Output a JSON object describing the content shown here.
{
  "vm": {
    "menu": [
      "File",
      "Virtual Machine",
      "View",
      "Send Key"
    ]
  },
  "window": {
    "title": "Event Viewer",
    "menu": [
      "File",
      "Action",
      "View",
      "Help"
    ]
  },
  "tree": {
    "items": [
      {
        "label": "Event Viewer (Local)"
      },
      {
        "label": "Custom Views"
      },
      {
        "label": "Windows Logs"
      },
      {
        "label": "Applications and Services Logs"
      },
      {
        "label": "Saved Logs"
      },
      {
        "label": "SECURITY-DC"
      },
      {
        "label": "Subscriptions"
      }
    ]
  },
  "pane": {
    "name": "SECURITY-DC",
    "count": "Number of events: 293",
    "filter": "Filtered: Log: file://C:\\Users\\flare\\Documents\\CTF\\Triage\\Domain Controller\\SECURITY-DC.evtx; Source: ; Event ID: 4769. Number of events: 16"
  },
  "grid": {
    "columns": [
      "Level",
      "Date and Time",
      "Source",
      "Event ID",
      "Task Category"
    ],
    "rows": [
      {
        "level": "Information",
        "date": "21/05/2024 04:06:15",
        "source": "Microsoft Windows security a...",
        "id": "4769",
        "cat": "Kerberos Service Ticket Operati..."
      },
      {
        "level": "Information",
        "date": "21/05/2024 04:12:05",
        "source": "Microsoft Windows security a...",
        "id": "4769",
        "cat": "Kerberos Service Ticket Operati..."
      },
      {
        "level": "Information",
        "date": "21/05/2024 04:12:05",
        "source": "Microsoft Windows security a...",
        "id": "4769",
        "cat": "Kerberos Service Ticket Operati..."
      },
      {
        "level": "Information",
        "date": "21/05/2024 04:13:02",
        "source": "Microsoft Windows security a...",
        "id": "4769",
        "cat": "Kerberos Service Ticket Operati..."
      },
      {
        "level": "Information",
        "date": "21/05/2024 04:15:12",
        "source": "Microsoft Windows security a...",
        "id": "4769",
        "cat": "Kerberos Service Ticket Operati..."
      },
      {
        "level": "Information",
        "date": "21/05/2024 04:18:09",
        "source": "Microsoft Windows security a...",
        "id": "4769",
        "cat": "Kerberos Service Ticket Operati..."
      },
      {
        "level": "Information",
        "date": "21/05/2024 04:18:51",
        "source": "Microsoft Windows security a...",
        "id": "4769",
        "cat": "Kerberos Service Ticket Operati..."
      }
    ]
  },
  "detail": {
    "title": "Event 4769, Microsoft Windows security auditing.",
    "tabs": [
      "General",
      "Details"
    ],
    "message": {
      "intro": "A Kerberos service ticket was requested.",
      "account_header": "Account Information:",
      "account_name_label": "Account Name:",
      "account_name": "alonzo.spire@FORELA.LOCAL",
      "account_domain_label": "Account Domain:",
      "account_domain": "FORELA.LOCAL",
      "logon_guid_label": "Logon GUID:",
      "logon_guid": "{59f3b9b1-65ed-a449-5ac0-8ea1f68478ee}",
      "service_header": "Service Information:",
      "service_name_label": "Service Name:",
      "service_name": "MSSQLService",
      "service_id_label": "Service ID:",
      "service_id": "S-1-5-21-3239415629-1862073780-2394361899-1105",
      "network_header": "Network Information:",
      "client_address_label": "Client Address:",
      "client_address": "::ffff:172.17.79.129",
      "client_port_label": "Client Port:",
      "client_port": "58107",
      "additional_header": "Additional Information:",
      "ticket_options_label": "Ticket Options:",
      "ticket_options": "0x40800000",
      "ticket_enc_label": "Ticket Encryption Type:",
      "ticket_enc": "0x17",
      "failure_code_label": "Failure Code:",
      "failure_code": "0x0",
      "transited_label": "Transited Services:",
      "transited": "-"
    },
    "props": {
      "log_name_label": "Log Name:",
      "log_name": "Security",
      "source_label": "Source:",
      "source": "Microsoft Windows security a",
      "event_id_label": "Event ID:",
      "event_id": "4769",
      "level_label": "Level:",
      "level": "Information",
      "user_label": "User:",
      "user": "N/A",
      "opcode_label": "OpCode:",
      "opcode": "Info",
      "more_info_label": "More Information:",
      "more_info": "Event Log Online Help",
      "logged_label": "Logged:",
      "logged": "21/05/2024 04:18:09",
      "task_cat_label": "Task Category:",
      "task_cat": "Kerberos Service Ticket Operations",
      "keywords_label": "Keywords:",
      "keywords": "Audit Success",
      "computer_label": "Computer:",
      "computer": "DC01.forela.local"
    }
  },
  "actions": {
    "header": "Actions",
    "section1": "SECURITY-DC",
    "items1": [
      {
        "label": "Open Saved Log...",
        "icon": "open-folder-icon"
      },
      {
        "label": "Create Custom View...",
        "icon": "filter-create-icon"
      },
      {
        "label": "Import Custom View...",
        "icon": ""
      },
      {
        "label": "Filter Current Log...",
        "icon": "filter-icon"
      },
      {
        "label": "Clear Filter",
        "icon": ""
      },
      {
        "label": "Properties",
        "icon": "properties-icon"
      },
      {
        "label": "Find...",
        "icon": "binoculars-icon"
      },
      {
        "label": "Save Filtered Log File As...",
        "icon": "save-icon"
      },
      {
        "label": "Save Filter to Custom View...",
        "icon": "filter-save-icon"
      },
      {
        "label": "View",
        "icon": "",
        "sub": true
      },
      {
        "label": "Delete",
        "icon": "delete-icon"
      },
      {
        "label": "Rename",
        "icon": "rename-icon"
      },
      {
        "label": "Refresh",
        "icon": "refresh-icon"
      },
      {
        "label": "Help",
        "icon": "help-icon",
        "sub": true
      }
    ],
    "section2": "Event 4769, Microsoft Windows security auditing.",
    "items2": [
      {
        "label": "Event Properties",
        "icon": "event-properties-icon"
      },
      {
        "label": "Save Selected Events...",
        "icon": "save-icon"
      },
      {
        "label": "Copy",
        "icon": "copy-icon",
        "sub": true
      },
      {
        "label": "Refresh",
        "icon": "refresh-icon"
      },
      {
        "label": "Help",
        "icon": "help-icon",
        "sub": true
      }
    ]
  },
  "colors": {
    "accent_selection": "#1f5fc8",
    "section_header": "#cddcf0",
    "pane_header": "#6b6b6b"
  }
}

********************

[Task directions]
Extract every record and return it verbatim.

[Exercise result]
Output a JSON object describing the content shown here.
{
  "vm": {
    "menu": [
      "File",
      "Virtual Machine",
      "View",
      "Send Key"
    ]
  },
  "window": {
    "title": "Event Viewer",
    "menu": [
      "File",
      "Action",
      "View",
      "Help"
    ]
  },
  "tree": {
    "items": [
      {
        "label": "Event Viewer (Local)"
      },
      {
        "label": "Custom Views"
      },
      {
        "label": "Windows Logs"
      },
      {
        "label": "Applications and Services Logs"
      },
      {
        "label": "Saved Logs"
      },
      {
        "label": "SECURITY-DC"
      },
      {
        "label": "Subscriptions"
      }
    ]
  },
  "pane": {
    "name": "SECURITY-DC",
    "count": "Number of events: 293",
    "filter": "Filtered: Log: file://C:\\Users\\flare\\Documents\\CTF\\Triage\\Domain Controller\\SECURITY-DC.evtx; Source: ; Event ID: 4769. Number of events: 16"
  },
  "grid": {
    "columns": [
      "Level",
      "Date and Time",
      "Source",
      "Event ID",
      "Task Category"
    ],
    "rows": [
      {
        "level": "Information",
        "date": "21/05/2024 04:06:15",
        "source": "Microsoft Windows security a...",
        "id": "4769",
        "cat": "Kerberos Service Ticket Operati..."
      },
      {
        "level": "Information",
        "date": "21/05/2024 04:12:05",
        "source": "Microsoft Windows security a...",
        "id": "4769",
        "cat": "Kerberos Service Ticket Operati..."
      },
      {
        "level": "Information",
        "date": "21/05/2024 04:12:05",
        "source": "Microsoft Windows security a...",
        "id": "4769",
        "cat": "Kerberos Service Ticket Operati..."
      },
      {
        "level": "Information",
        "date": "21/05/2024 04:13:02",
        "source": "Microsoft Windows security a...",
        "id": "4769",
        "cat": "Kerberos Service Ticket Operati..."
      },
      {
        "level": "Information",
        "date": "21/05/2024 04:15:12",
        "source": "Microsoft Windows security a...",
        "id": "4769",
        "cat": "Kerberos Service Ticket Operati..."
      },
      {
        "level": "Information",
        "date": "21/05/2024 04:18:09",
        "source": "Microsoft Windows security a...",
        "id": "4769",
        "cat": "Kerberos Service Ticket Operati..."
      },
      {
        "level": "Information",
        "date": "21/05/2024 04:18:51",
        "source": "Microsoft Windows security a...",
        "id": "4769",
        "cat": "Kerberos Service Ticket Operati..."
      }
    ]
  },
  "detail": {
    "title": "Event 4769, Microsoft Windows security auditing.",
    "tabs": [
      "General",
      "Details"
    ],
    "message": {
      "intro": "A Kerberos service ticket was requested.",
      "account_header": "Account Information:",
      "account_name_label": "Account Name:",
      "account_name": "alonzo.spire@FORELA.LOCAL",
      "account_domain_label": "Account Domain:",
      "account_domain": "FORELA.LOCAL",
      "logon_guid_label": "Logon GUID:",
      "logon_guid": "{59f3b9b1-65ed-a449-5ac0-8ea1f68478ee}",
      "service_header": "Service Information:",
      "service_name_label": "Service Name:",
      "service_name": "MSSQLService",
      "service_id_label": "Service ID:",
      "service_id": "S-1-5-21-3239415629-1862073780-2394361899-1105",
      "network_header": "Network Information:",
      "client_address_label": "Client Address:",
      "client_address": "::ffff:172.17.79.129",
      "client_port_label": "Client Port:",
      "client_port": "58107",
      "additional_header": "Additional Information:",
      "ticket_options_label": "Ticket Options:",
      "ticket_options": "0x40800000",
      "ticket_enc_label": "Ticket Encryption Type:",
      "ticket_enc": "0x17",
      "failure_code_label": "Failure Code:",
      "failure_code": "0x0",
      "transited_label": "Transited Services:",
      "transited": "-"
    },
    "props": {
      "log_name_label": "Log Name:",
      "log_name": "Security",
      "source_label": "Source:",
      "source": "Microsoft Windows security a",
      "event_id_label": "Event ID:",
      "event_id": "4769",
      "level_label": "Level:",
      "level": "Information",
      "user_label": "User:",
      "user": "N/A",
      "opcode_label": "OpCode:",
      "opcode": "Info",
      "more_info_label": "More Information:",
      "more_info": "Event Log Online Help",
      "logged_label": "Logged:",
      "logged": "21/05/2024 04:18:09",
      "task_cat_label": "Task Category:",
      "task_cat": "Kerberos Service Ticket Operations",
      "keywords_label": "Keywords:",
      "keywords": "Audit Success",
      "computer_label": "Computer:",
      "computer": "DC01.forela.local"
    }
  },
  "actions": {
    "header": "Actions",
    "section1": "SECURITY-DC",
    "items1": [
      {
        "label": "Open Saved Log...",
        "icon": "open-folder-icon"
      },
      {
        "label": "Create Custom View...",
        "icon": "filter-create-icon"
      },
      {
        "label": "Import Custom View...",
        "icon": ""
      },
      {
        "label": "Filter Current Log...",
        "icon": "filter-icon"
      },
      {
        "label": "Clear Filter",
        "icon": ""
      },
      {
        "label": "Properties",
        "icon": "properties-icon"
      },
      {
        "label": "Find...",
        "icon": "binoculars-icon"
      },
      {
        "label": "Save Filtered Log File As...",
        "icon": "save-icon"
      },
      {
        "label": "Save Filter to Custom View...",
        "icon": "filter-save-icon"
      },
      {
        "label": "View",
        "icon": "",
        "sub": true
      },
      {
        "label": "Delete",
        "icon": "delete-icon"
      },
      {
        "label": "Rename",
        "icon": "rename-icon"
      },
      {
        "label": "Refresh",
        "icon": "refresh-icon"
      },
      {
        "label": "Help",
        "icon": "help-icon",
        "sub": true
      }
    ],
    "section2": "Event 4769, Microsoft Windows security auditing.",
    "items2": [
      {
        "label": "Event Properties",
        "icon": "event-properties-icon"
      },
      {
        "label": "Save Selected Events...",
        "icon": "save-icon"
      },
      {
        "label": "Copy",
        "icon": "copy-icon",
        "sub": true
      },
      {
        "label": "Refresh",
        "icon": "refresh-icon"
      },
      {
        "label": "Help",
        "icon": "help-icon",
        "sub": true
      }
    ]
  },
  "colors": {
    "accent_selection": "#1f5fc8",
    "section_header": "#cddcf0",
    "pane_header": "#6b6b6b"
  }
}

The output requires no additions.